## Task instructions
Give the entries again, word for word.

## Data extract
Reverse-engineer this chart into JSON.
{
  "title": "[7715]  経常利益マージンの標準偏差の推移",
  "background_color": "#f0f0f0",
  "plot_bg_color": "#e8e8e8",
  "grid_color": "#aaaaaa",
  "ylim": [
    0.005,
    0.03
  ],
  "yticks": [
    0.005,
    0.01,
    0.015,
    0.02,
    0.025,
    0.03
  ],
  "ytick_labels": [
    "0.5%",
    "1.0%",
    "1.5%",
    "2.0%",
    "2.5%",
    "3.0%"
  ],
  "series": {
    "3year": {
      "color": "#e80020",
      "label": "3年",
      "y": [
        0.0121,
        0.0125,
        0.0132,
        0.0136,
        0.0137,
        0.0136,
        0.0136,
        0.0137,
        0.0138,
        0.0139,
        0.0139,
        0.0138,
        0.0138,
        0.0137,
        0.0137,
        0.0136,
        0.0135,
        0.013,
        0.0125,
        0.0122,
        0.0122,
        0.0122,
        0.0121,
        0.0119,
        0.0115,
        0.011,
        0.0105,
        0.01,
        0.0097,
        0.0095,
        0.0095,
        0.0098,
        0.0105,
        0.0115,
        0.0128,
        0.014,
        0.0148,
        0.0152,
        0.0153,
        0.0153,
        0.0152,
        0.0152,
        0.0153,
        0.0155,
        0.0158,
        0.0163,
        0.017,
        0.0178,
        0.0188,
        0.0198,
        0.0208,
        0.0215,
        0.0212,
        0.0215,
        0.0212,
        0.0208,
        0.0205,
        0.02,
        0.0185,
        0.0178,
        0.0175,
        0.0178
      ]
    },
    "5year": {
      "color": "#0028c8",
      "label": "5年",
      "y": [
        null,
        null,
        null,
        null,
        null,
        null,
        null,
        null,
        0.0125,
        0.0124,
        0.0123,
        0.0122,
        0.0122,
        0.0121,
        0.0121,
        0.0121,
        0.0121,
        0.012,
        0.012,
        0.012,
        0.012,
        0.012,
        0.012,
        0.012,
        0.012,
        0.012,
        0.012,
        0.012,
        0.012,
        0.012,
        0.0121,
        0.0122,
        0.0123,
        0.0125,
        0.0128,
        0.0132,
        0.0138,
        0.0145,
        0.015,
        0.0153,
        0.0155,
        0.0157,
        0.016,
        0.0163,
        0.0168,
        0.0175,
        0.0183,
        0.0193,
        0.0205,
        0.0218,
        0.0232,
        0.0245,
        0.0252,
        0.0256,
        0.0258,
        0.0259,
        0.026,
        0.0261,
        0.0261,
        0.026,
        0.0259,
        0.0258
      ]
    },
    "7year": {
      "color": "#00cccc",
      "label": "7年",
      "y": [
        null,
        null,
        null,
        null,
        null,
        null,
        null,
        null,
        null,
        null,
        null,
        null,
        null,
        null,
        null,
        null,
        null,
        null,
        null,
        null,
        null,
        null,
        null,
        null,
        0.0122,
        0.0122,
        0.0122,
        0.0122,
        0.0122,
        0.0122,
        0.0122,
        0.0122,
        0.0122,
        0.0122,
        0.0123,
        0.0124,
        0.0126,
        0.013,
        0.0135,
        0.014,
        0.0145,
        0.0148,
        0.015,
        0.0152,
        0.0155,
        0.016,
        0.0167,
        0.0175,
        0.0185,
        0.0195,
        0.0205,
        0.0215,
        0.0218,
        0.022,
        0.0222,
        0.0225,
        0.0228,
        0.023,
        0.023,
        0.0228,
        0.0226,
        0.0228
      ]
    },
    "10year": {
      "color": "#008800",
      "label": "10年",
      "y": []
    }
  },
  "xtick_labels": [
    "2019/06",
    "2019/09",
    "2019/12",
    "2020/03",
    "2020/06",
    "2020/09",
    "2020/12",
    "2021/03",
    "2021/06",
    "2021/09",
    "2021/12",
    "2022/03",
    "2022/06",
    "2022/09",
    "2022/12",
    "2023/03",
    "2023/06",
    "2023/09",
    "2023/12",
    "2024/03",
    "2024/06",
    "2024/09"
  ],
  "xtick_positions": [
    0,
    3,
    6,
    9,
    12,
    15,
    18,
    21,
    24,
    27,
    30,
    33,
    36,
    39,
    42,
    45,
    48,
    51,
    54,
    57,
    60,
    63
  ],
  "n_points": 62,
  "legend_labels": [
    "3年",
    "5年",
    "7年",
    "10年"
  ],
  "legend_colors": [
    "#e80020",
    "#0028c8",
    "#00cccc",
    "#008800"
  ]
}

## The reply
Reverse-engineer this chart into JSON.
{
  "title": "[7715]  経常利益マージンの標準偏差の推移",
  "background_color": "#f0f0f0",
  "plot_bg_color": "#e8e8e8",
  "grid_color": "#aaaaaa",
  "ylim": [
    0.005,
    0.03
  ],
  "yticks": [
    0.005,
    0.01,
    0.015,
    0.02,
    0.025,
    0.03
  ],
  "ytick_labels": [
    "0.5%",
    "1.0%",
    "1.5%",
    "2.0%",
    "2.5%",
    "3.0%"
  ],
  "series": {
    "3year": {
      "color": "#e80020",
      "label": "3年",
      "y": [
        0.0121,
        0.0125,
        0.0132,
        0.0136,
        0.0137,
        0.0136,
        0.0136,
        0.0137,
        0.0138,
        0.0139,
        0.0139,
        0.0138,
        0.0138,
        0.0137,
        0.0137,
        0.0136,
        0.0135,
        0.013,
        0.0125,
        0.0122,
        0.0122,
        0.0122,
        0.0121,
        0.0119,
        0.0115,
        0.011,
        0.0105,
        0.01,
        0.0097,
        0.0095,
        0.0095,
        0.0098,
        0.0105,
        0.0115,
        0.0128,
        0.014,
        0.0148,
        0.0152,
        0.0153,
        0.0153,
        0.0152,
        0.0152,
        0.0153,
        0.0155,
        0.0158,
        0.0163,
        0.017,
        0.0178,
        0.0188,
        0.0198,
        0.0208,
        0.0215,
        0.0212,
        0.0215,
        0.0212,
        0.0208,
        0.0205,
        0.02,
        0.0185,
        0.0178,
        0.0175,
        0.0178
      ]
    },
    "5year": {
      "color": "#0028c8",
      "label": "5年",
      "y": [
        null,
        null,
        null,
        null,
        null,
        null,
        null,
        null,
        0.0125,
        0.0124,
        0.0123,
        0.0122,
        0.0122,
        0.0121,
        0.0121,
        0.0121,
        0.0121,
        0.012,
        0.012,
        0.012,
        0.012,
        0.012,
        0.012,
        0.012,
        0.012,
        0.012,
        0.012,
        0.012,
        0.012,
        0.012,
        0.0121,
        0.0122,
        0.0123,
        0.0125,
        0.0128,
        0.0132,
        0.0138,
        0.0145,
        0.015,
        0.0153,
        0.0155,
        0.0157,
        0.016,
        0.0163,
        0.0168,
        0.0175,
        0.0183,
        0.0193,
        0.0205,
        0.0218,
        0.0232,
        0.0245,
        0.0252,
        0.0256,
        0.0258,
        0.0259,
        0.026,
        0.0261,
        0.0261,
        0.026,
        0.0259,
        0.0258
      ]
    },
    "7year": {
      "color": "#00cccc",
      "label": "7年",
      "y": [
        null,
        null,
        null,
        null,
        null,
        null,
        null,
        null,
        null,
        null,
        null,
        null,
        null,
        null,
        null,
        null,
        null,
        null,
        null,
        null,
        null,
        null,
        null,
        null,
        0.0122,
        0.0122,
        0.0122,
        0.0122,
        0.0122,
        0.0122,
        0.0122,
        0.0122,
        0.0122,
        0.0122,
        0.0123,
        0.0124,
        0.0126,
        0.013,
        0.0135,
        0.014,
        0.0145,
        0.0148,
        0.015,
        0.0152,
        0.0155,
        0.016,
        0.0167,
        0.0175,
        0.0185,
        0.0195,
        0.0205,
        0.0215,
        0.0218,
        0.022,
        0.0222,
        0.0225,
        0.0228,
        0.023,
        0.023,
        0.0228,
        0.0226,
        0.0228
      ]
    },
    "10year": {
      "color": "#008800",
      "label": "10年",
      "y": []
    }
  },
  "xtick_labels": [
    "2019/06",
    "2019/09",
    "2019/12",
    "2020/03",
    "2020/06",
    "2020/09",
    "2020/12",
    "2021/03",
    "2021/06",
    "2021/09",
    "2021/12",
    "2022/03",
    "2022/06",
    "2022/09",
    "2022/12",
    "2023/03",
    "2023/06",
    "2023/09",
    "2023/12",
    "2024/03",
    "2024/06",
    "2024/09"
  ],
  "xtick_positions": [
    0,
    3,
    6,
    9,
    12,
    15,
    18,
    21,
    24,
    27,
    30,
    33,
    36,
    39,
    42,
    45,
    48,
    51,
    54,
    57,
    60,
    63
  ],
  "n_points": 62,
  "legend_labels": [
    "3年",
    "5年",
    "7年",
    "10年"
  ],
  "legend_colors": [
    "#e80020",
    "#0028c8",
    "#00cccc",
    "#008800"
  ]
}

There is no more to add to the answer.